[start Records to process]
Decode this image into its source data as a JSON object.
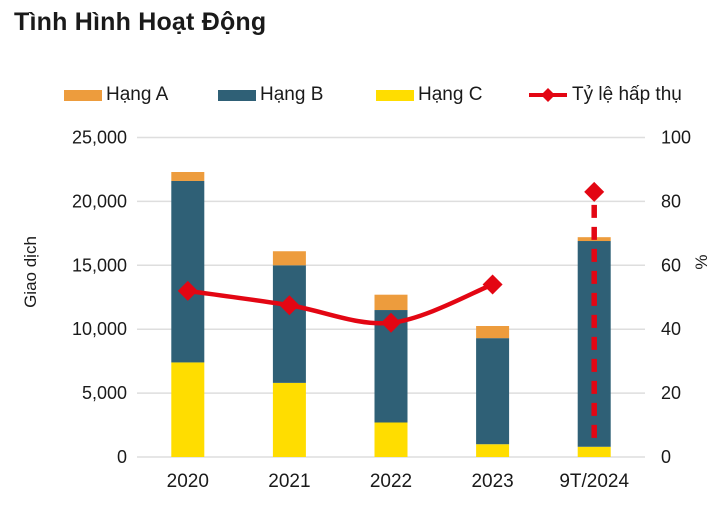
{
  "title": "Tình Hình Hoạt Động",
  "colors": {
    "grid": "#dedede",
    "text": "#1a1a1a",
    "orange": "#ed9c3d",
    "teal": "#2f6076",
    "yellow": "#ffdd00",
    "red": "#e30613"
  },
  "chart_data": {
    "type": "bar",
    "subtype": "stacked-bars-with-line-overlay",
    "title": "Tình Hình Hoạt Động",
    "categories": [
      "2020",
      "2021",
      "2022",
      "2023",
      "9T/2024"
    ],
    "series": [
      {
        "name": "Hạng A",
        "color": "#ed9c3d",
        "axis": "left",
        "values": [
          700,
          1100,
          1200,
          950,
          300
        ]
      },
      {
        "name": "Hạng B",
        "color": "#2f6076",
        "axis": "left",
        "values": [
          14200,
          9200,
          8800,
          8300,
          16100
        ]
      },
      {
        "name": "Hạng C",
        "color": "#ffdd00",
        "axis": "left",
        "values": [
          7400,
          5800,
          2700,
          1000,
          800
        ]
      }
    ],
    "stack_order_bottom_to_top": [
      "Hạng C",
      "Hạng B",
      "Hạng A"
    ],
    "stacked_totals": [
      22300,
      16100,
      12700,
      10250,
      17200
    ],
    "line_series": {
      "name": "Tỷ lệ hấp thụ",
      "color": "#e30613",
      "axis": "right",
      "values": [
        52,
        47.5,
        42,
        54,
        83
      ],
      "marker": "diamond",
      "last_point_dashed_projection": true
    },
    "left_axis": {
      "label": "Giao dịch",
      "min": 0,
      "max": 25000,
      "tick_step": 5000,
      "ticks": [
        "0",
        "5,000",
        "10,000",
        "15,000",
        "20,000",
        "25,000"
      ]
    },
    "right_axis": {
      "label": "%",
      "min": 0,
      "max": 100,
      "tick_step": 20,
      "ticks": [
        "0",
        "20",
        "40",
        "60",
        "80",
        "100"
      ]
    },
    "grid": true,
    "legend_position": "top"
  }
}
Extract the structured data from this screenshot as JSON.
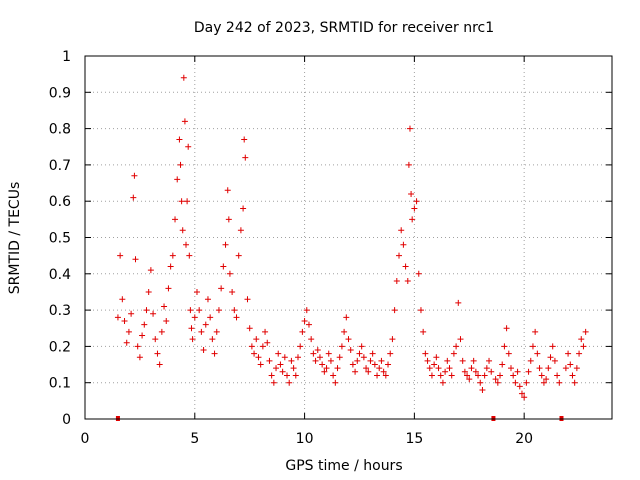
{
  "chart_data": {
    "type": "scatter",
    "title": "Day 242 of 2023, SRMTID for receiver nrc1",
    "xlabel": "GPS time / hours",
    "ylabel": "SRMTID / TECUs",
    "xlim": [
      0,
      24
    ],
    "ylim": [
      0,
      1
    ],
    "xticks": [
      0,
      5,
      10,
      15,
      20
    ],
    "xtick_labels": [
      "0",
      "5",
      "10",
      "15",
      "20"
    ],
    "yticks": [
      0,
      0.1,
      0.2,
      0.3,
      0.4,
      0.5,
      0.6,
      0.7,
      0.8,
      0.9,
      1
    ],
    "ytick_labels": [
      "0",
      "0.1",
      "0.2",
      "0.3",
      "0.4",
      "0.5",
      "0.6",
      "0.7",
      "0.8",
      "0.9",
      "1"
    ],
    "grid": true,
    "marker": "plus",
    "color": "#e00000",
    "zero_markers_x": [
      1.5,
      18.6,
      21.7
    ],
    "series": [
      {
        "name": "SRMTID",
        "x": [
          1.5,
          1.6,
          1.7,
          1.8,
          1.9,
          2.0,
          2.1,
          2.2,
          2.25,
          2.3,
          2.4,
          2.5,
          2.6,
          2.7,
          2.8,
          2.9,
          3.0,
          3.1,
          3.2,
          3.3,
          3.4,
          3.5,
          3.6,
          3.7,
          3.8,
          3.9,
          4.0,
          4.1,
          4.2,
          4.3,
          4.35,
          4.4,
          4.45,
          4.5,
          4.55,
          4.6,
          4.65,
          4.7,
          4.75,
          4.8,
          4.85,
          4.9,
          5.0,
          5.1,
          5.2,
          5.3,
          5.4,
          5.5,
          5.6,
          5.7,
          5.8,
          5.9,
          6.0,
          6.1,
          6.2,
          6.3,
          6.4,
          6.5,
          6.55,
          6.6,
          6.7,
          6.8,
          6.9,
          7.0,
          7.1,
          7.2,
          7.25,
          7.3,
          7.4,
          7.5,
          7.6,
          7.7,
          7.8,
          7.9,
          8.0,
          8.1,
          8.2,
          8.3,
          8.4,
          8.5,
          8.6,
          8.7,
          8.8,
          8.9,
          9.0,
          9.1,
          9.2,
          9.3,
          9.4,
          9.5,
          9.6,
          9.7,
          9.8,
          9.9,
          10.0,
          10.1,
          10.2,
          10.3,
          10.4,
          10.5,
          10.6,
          10.7,
          10.8,
          10.9,
          11.0,
          11.1,
          11.2,
          11.3,
          11.4,
          11.5,
          11.6,
          11.7,
          11.8,
          11.9,
          12.0,
          12.1,
          12.2,
          12.3,
          12.4,
          12.5,
          12.6,
          12.7,
          12.8,
          12.9,
          13.0,
          13.1,
          13.2,
          13.3,
          13.4,
          13.5,
          13.6,
          13.7,
          13.8,
          13.9,
          14.0,
          14.1,
          14.2,
          14.3,
          14.4,
          14.5,
          14.6,
          14.7,
          14.75,
          14.8,
          14.85,
          14.9,
          15.0,
          15.1,
          15.2,
          15.3,
          15.4,
          15.5,
          15.6,
          15.7,
          15.8,
          15.9,
          16.0,
          16.1,
          16.2,
          16.3,
          16.4,
          16.5,
          16.6,
          16.7,
          16.8,
          16.9,
          17.0,
          17.1,
          17.2,
          17.3,
          17.4,
          17.5,
          17.6,
          17.7,
          17.8,
          17.9,
          18.0,
          18.1,
          18.2,
          18.3,
          18.4,
          18.5,
          18.7,
          18.8,
          18.9,
          19.0,
          19.1,
          19.2,
          19.3,
          19.4,
          19.5,
          19.6,
          19.7,
          19.8,
          19.9,
          20.0,
          20.1,
          20.2,
          20.3,
          20.4,
          20.5,
          20.6,
          20.7,
          20.8,
          20.9,
          21.0,
          21.1,
          21.2,
          21.3,
          21.4,
          21.5,
          21.6,
          21.9,
          22.0,
          22.1,
          22.2,
          22.3,
          22.4,
          22.5,
          22.6,
          22.7,
          22.8
        ],
        "y": [
          0.28,
          0.45,
          0.33,
          0.27,
          0.21,
          0.24,
          0.29,
          0.61,
          0.67,
          0.44,
          0.2,
          0.17,
          0.23,
          0.26,
          0.3,
          0.35,
          0.41,
          0.29,
          0.22,
          0.18,
          0.15,
          0.24,
          0.31,
          0.27,
          0.36,
          0.42,
          0.45,
          0.55,
          0.66,
          0.77,
          0.7,
          0.6,
          0.52,
          0.94,
          0.82,
          0.48,
          0.6,
          0.75,
          0.45,
          0.3,
          0.25,
          0.22,
          0.28,
          0.35,
          0.3,
          0.24,
          0.19,
          0.26,
          0.33,
          0.28,
          0.22,
          0.18,
          0.24,
          0.3,
          0.36,
          0.42,
          0.48,
          0.63,
          0.55,
          0.4,
          0.35,
          0.3,
          0.28,
          0.45,
          0.52,
          0.58,
          0.77,
          0.72,
          0.33,
          0.25,
          0.2,
          0.18,
          0.22,
          0.17,
          0.15,
          0.2,
          0.24,
          0.21,
          0.16,
          0.12,
          0.1,
          0.14,
          0.18,
          0.15,
          0.13,
          0.17,
          0.12,
          0.1,
          0.16,
          0.14,
          0.12,
          0.17,
          0.2,
          0.24,
          0.27,
          0.3,
          0.26,
          0.22,
          0.18,
          0.16,
          0.19,
          0.17,
          0.15,
          0.13,
          0.14,
          0.18,
          0.16,
          0.12,
          0.1,
          0.14,
          0.17,
          0.2,
          0.24,
          0.28,
          0.22,
          0.19,
          0.15,
          0.13,
          0.16,
          0.18,
          0.2,
          0.17,
          0.14,
          0.13,
          0.16,
          0.18,
          0.15,
          0.12,
          0.14,
          0.16,
          0.13,
          0.12,
          0.15,
          0.18,
          0.22,
          0.3,
          0.38,
          0.45,
          0.52,
          0.48,
          0.42,
          0.38,
          0.7,
          0.8,
          0.62,
          0.55,
          0.58,
          0.6,
          0.4,
          0.3,
          0.24,
          0.18,
          0.16,
          0.14,
          0.12,
          0.15,
          0.17,
          0.14,
          0.12,
          0.1,
          0.13,
          0.16,
          0.14,
          0.12,
          0.18,
          0.2,
          0.32,
          0.22,
          0.16,
          0.13,
          0.12,
          0.11,
          0.14,
          0.16,
          0.13,
          0.12,
          0.1,
          0.08,
          0.12,
          0.14,
          0.16,
          0.13,
          0.11,
          0.1,
          0.12,
          0.15,
          0.2,
          0.25,
          0.18,
          0.14,
          0.12,
          0.1,
          0.13,
          0.09,
          0.07,
          0.06,
          0.1,
          0.13,
          0.16,
          0.2,
          0.24,
          0.18,
          0.14,
          0.12,
          0.1,
          0.11,
          0.14,
          0.17,
          0.2,
          0.16,
          0.12,
          0.1,
          0.14,
          0.18,
          0.15,
          0.12,
          0.1,
          0.14,
          0.18,
          0.22,
          0.2,
          0.24
        ]
      }
    ]
  }
}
[end Records to process]
### To be done:
Ascertain the number of lines in the entries that include the word "this", and report only that number.

### Full solution:
2